## Instructions for the task
Among the entries, which lines carry the string "Variación"? Copy each of them.

(Raw records)

— BEGIN —

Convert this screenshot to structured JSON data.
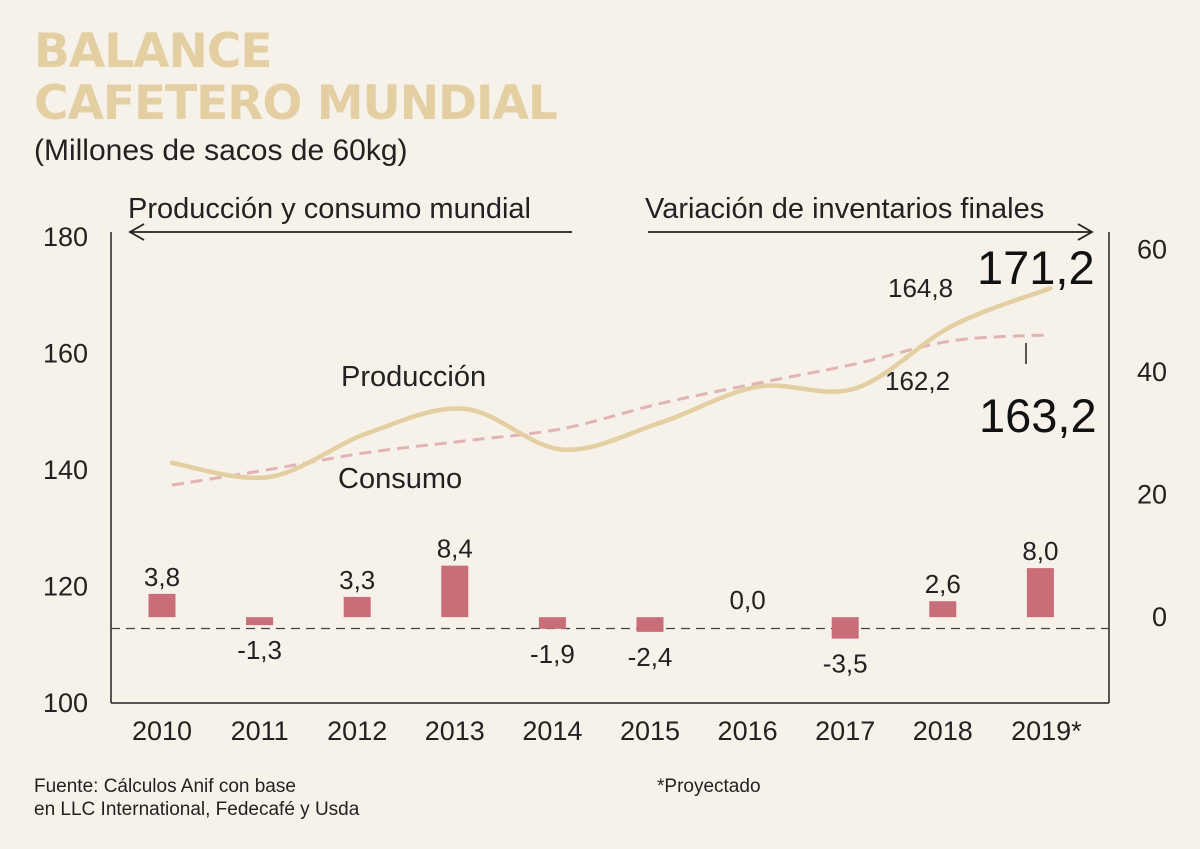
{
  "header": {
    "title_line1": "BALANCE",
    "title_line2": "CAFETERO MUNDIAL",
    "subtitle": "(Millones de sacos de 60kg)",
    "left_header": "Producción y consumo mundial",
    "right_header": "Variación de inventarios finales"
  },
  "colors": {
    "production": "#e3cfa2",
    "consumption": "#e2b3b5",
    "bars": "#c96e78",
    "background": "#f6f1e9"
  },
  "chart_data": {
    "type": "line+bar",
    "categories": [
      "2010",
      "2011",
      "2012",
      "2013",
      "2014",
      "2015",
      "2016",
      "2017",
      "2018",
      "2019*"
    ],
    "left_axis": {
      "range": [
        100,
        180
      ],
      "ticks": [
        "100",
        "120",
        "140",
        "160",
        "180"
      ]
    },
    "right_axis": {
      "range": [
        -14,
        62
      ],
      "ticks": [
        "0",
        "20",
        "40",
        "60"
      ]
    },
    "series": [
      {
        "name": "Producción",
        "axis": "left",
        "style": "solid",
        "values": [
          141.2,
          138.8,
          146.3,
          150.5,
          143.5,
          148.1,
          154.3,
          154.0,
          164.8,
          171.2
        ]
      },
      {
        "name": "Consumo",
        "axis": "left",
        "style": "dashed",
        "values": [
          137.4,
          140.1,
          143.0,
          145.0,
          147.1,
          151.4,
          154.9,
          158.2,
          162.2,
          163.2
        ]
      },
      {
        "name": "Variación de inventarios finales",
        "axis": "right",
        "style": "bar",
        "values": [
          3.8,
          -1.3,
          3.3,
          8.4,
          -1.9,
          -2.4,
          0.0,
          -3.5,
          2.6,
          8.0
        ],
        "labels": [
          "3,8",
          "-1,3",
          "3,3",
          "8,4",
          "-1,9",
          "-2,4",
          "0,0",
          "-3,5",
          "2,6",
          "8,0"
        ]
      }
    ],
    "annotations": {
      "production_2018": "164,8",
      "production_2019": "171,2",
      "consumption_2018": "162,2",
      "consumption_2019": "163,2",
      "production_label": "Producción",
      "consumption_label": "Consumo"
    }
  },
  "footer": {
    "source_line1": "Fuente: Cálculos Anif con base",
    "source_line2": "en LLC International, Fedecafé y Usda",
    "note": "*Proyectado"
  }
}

— END —
— BEGIN —

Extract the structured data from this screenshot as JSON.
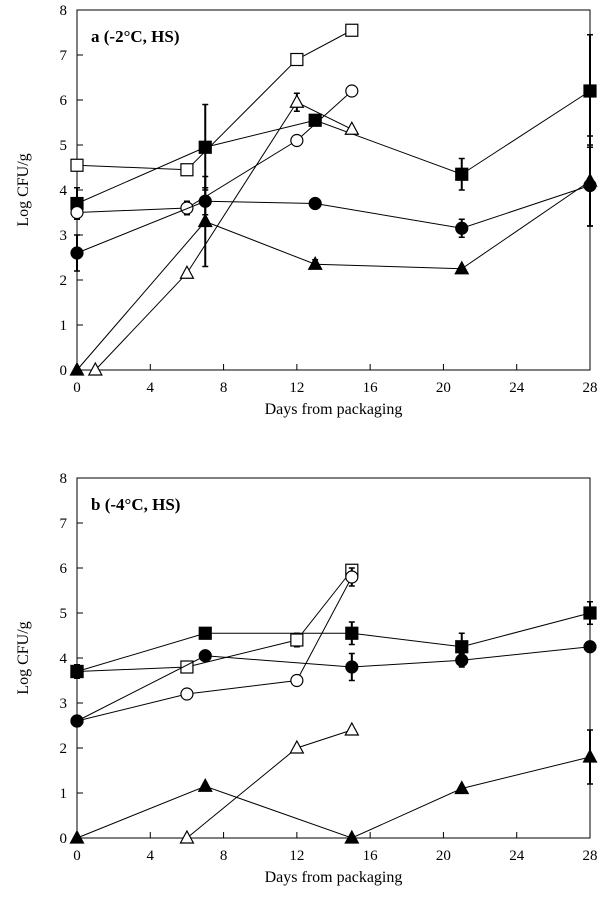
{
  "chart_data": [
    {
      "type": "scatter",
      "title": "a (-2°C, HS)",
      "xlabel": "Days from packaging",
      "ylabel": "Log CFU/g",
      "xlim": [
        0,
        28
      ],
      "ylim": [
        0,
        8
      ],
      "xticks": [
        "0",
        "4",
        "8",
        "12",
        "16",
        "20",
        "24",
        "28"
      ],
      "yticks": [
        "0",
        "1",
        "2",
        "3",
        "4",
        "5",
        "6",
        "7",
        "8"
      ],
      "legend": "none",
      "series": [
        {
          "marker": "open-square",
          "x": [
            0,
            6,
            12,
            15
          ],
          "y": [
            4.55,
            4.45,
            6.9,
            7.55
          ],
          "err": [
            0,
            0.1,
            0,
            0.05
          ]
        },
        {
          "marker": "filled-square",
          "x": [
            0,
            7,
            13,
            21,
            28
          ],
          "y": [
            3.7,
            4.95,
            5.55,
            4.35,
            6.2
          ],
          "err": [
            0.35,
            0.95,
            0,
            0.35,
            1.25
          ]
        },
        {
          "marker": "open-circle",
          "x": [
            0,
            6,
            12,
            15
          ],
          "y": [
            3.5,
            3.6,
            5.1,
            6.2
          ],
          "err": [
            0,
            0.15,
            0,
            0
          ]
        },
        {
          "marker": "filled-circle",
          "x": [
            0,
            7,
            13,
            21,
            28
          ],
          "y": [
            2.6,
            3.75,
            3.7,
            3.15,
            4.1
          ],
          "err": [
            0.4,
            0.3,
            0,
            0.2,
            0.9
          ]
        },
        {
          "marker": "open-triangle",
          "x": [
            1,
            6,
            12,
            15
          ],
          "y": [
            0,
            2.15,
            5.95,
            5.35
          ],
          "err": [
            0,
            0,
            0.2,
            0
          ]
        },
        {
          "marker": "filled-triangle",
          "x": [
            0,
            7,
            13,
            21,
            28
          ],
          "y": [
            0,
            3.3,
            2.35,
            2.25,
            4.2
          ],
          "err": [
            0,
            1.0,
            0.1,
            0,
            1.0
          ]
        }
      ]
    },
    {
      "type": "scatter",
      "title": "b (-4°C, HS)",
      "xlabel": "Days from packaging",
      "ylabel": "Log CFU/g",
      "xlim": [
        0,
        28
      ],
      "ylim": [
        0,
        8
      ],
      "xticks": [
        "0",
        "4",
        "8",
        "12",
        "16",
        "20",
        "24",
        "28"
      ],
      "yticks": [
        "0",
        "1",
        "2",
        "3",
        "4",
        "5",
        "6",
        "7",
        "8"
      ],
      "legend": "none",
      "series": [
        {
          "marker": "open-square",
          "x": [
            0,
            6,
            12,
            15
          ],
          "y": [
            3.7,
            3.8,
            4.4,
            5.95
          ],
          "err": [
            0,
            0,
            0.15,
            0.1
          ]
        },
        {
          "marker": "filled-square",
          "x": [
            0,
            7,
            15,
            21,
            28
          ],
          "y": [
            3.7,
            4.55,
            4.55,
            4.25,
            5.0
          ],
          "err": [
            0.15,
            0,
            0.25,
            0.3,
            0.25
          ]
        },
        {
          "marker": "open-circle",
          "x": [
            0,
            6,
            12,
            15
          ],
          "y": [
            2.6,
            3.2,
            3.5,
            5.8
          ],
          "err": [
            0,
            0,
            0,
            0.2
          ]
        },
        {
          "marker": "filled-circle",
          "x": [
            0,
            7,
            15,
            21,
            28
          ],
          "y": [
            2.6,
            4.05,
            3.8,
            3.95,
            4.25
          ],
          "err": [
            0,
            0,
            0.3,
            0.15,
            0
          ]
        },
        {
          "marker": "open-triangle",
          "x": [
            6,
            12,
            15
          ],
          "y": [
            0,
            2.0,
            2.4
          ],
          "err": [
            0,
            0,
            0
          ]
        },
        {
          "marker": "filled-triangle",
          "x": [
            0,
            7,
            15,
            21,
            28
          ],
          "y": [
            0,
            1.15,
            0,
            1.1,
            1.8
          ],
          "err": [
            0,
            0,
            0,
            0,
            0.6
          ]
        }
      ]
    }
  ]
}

— END —

## The result
    "right_header": "Variación de inventarios finales"
        "name": "Variación de inventarios finales",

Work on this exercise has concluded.